WORK REQUIRED
Each line containing the word "document" should be found and copied.

RECORDS TO PROCESS
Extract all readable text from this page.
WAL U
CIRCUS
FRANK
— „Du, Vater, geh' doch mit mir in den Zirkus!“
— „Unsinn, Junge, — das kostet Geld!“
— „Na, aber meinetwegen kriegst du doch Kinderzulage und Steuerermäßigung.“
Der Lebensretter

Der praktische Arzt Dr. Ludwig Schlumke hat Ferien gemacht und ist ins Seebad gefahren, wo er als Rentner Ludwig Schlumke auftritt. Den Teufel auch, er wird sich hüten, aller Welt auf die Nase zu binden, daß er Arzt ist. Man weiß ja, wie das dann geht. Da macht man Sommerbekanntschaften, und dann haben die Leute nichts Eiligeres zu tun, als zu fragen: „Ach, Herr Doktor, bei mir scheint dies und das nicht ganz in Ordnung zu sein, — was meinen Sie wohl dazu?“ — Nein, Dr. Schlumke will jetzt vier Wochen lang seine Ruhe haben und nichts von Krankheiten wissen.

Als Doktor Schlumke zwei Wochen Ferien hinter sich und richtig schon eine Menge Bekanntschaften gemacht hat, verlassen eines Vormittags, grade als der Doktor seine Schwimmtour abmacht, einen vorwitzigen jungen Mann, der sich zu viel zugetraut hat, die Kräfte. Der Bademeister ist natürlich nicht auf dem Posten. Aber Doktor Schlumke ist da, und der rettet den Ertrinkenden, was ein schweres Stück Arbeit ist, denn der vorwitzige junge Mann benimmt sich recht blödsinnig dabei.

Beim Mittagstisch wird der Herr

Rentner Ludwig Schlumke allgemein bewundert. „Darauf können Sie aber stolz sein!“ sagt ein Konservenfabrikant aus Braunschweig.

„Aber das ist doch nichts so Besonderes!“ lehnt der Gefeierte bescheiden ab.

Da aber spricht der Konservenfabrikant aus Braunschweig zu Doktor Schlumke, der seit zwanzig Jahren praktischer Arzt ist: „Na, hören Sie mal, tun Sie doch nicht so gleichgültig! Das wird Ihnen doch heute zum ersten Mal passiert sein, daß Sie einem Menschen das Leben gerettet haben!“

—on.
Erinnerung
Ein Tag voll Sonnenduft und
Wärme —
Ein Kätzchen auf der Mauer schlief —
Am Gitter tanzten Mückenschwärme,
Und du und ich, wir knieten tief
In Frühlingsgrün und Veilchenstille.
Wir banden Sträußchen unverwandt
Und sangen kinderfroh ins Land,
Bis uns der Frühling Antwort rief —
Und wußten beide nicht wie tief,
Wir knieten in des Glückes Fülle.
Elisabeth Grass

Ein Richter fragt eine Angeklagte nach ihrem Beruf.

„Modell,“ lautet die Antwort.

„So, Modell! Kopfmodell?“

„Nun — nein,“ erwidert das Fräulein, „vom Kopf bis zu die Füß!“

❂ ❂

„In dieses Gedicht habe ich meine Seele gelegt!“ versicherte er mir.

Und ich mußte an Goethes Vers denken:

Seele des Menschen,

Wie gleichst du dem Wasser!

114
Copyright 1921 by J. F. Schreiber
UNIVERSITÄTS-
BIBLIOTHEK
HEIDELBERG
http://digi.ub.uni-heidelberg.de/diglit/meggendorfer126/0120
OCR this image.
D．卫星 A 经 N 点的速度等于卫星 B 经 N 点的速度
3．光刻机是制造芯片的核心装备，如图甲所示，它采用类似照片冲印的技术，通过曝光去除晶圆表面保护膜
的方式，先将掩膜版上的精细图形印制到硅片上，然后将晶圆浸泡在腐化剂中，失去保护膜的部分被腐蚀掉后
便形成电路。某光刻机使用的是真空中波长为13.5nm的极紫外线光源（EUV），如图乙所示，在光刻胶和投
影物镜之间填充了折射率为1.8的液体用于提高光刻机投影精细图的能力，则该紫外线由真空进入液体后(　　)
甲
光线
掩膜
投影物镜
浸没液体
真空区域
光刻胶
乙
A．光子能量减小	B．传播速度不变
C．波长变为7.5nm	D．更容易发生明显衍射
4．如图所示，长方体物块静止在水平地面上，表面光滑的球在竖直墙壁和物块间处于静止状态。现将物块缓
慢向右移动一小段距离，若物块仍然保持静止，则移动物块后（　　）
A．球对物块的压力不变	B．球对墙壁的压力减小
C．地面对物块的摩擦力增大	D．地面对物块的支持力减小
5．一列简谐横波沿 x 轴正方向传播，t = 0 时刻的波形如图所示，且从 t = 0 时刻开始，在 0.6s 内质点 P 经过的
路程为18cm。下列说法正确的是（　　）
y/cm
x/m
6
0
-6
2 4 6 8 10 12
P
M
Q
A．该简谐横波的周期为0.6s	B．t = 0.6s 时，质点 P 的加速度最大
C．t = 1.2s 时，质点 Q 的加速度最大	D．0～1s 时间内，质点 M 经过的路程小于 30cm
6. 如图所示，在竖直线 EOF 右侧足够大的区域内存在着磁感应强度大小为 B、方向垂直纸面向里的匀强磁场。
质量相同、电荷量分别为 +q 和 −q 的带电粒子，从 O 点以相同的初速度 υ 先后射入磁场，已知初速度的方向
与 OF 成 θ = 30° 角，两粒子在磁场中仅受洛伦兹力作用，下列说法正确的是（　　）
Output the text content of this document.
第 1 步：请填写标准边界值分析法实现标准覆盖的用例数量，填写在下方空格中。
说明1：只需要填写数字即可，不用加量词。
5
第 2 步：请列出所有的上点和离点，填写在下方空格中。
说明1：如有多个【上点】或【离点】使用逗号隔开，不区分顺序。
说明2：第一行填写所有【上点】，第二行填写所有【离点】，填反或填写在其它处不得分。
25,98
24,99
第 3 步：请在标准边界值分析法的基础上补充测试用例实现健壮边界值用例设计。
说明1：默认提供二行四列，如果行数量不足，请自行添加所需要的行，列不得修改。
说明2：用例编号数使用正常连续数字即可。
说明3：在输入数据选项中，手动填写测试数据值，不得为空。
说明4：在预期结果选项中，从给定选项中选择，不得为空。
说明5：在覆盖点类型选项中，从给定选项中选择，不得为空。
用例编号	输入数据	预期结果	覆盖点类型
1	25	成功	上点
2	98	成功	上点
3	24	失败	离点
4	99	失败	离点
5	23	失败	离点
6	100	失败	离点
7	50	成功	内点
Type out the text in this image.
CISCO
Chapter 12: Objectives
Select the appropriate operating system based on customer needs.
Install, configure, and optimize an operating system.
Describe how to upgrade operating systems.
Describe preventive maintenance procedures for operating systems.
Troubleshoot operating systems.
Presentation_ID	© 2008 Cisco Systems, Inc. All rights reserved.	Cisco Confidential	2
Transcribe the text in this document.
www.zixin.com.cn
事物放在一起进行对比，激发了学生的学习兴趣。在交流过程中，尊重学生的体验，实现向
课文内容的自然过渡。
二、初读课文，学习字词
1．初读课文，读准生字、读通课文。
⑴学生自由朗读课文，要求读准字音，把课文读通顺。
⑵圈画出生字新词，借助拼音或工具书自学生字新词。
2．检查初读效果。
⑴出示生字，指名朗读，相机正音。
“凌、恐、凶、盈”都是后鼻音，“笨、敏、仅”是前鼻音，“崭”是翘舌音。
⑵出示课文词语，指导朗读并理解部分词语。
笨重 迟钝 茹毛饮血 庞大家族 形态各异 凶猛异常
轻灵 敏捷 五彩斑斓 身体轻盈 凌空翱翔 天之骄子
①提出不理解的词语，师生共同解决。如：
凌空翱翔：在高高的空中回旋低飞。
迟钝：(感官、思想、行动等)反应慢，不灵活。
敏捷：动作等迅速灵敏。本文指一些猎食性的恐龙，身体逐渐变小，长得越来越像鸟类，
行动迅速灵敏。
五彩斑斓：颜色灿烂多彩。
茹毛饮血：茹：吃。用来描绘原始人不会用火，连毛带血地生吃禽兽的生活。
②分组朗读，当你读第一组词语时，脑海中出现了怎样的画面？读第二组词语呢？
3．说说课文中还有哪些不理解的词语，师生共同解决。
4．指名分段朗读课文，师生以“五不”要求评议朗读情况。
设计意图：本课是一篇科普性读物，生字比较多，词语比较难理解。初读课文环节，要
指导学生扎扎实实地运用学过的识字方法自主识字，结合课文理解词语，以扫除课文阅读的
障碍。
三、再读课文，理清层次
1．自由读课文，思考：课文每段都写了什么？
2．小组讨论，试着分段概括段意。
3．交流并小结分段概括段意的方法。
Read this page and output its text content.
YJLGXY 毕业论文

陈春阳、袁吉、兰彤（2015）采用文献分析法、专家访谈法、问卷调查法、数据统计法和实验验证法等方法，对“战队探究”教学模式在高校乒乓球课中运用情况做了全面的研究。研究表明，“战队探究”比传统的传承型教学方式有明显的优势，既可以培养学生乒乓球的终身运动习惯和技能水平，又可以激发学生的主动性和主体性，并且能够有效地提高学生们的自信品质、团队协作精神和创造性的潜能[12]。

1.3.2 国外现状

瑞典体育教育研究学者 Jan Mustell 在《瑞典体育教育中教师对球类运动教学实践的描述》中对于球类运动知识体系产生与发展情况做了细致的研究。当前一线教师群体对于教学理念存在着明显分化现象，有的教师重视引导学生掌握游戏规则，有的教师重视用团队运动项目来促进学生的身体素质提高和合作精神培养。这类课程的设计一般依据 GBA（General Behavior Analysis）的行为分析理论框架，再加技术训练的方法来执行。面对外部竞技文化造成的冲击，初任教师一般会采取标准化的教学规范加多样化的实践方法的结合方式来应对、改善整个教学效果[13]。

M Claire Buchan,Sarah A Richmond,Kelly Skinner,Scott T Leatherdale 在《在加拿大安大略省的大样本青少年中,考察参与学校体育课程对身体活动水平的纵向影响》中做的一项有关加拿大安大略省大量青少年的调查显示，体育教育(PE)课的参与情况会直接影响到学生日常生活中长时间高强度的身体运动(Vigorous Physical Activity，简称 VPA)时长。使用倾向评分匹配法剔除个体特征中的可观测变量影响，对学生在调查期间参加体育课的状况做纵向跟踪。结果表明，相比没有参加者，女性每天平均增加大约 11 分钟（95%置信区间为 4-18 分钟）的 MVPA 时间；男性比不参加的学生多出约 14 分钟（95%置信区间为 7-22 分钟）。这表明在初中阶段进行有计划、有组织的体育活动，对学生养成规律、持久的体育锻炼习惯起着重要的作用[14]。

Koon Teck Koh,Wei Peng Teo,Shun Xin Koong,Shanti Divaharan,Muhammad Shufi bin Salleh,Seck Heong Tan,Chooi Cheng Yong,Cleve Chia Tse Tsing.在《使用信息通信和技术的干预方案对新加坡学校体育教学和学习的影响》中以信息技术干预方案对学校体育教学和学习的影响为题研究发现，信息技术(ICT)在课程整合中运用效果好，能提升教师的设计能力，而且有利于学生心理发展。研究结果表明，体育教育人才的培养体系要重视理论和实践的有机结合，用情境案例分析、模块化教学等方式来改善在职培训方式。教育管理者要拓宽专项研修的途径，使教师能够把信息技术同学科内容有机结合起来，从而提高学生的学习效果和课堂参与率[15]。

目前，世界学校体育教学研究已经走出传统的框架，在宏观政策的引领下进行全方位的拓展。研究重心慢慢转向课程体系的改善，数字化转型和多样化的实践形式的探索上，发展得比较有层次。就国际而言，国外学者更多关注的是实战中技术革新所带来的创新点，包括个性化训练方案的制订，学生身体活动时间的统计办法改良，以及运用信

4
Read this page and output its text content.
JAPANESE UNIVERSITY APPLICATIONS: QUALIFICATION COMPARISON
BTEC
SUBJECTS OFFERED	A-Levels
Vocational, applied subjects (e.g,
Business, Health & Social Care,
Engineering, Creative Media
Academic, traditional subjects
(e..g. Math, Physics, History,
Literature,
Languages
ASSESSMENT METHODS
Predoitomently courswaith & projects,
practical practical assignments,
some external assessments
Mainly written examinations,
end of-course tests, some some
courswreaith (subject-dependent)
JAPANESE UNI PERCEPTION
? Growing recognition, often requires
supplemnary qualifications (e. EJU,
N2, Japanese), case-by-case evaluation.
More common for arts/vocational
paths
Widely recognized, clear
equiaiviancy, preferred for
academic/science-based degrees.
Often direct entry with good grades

RESULT OF THE EXERCISE
Output the text content of this document.
Transcribe the text in this document.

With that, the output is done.